### DIRECTIVE
List each line holding the string "использованием".

Start of EXTRACTED INFORMATION

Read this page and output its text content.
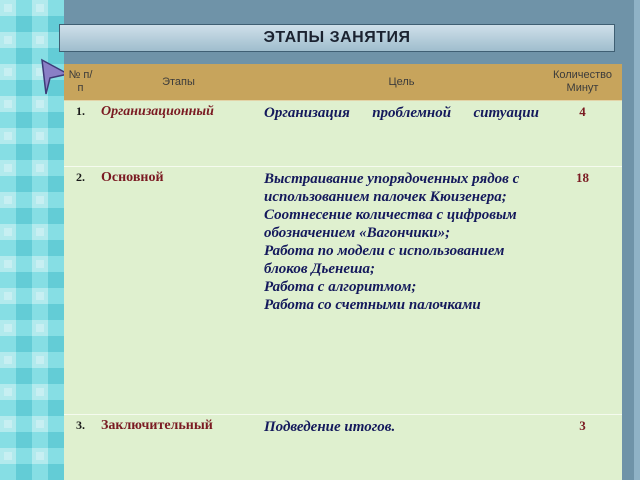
ЭТАПЫ ЗАНЯТИЯ
№ п/п	Этапы	Цель	Количество Минут
1.	Организационный	Организация проблемной ситуации	4
2.	Основной	Выстраивание упорядоченных рядов с использованием палочек Кюизенера;
Соотнесение количества с цифровым обозначением «Вагончики»;
Работа по модели с использованием блоков Дьенеша;
Работа с алгоритмом;
Работа со счетными палочками	18
3.	Заключительный	Подведение итогов.	3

End of EXTRACTED INFORMATION

### WORKED SOLUTION
2.	Основной	Выстраивание упорядоченных рядов с использованием палочек Кюизенера;
Работа по модели с использованием блоков Дьенеша;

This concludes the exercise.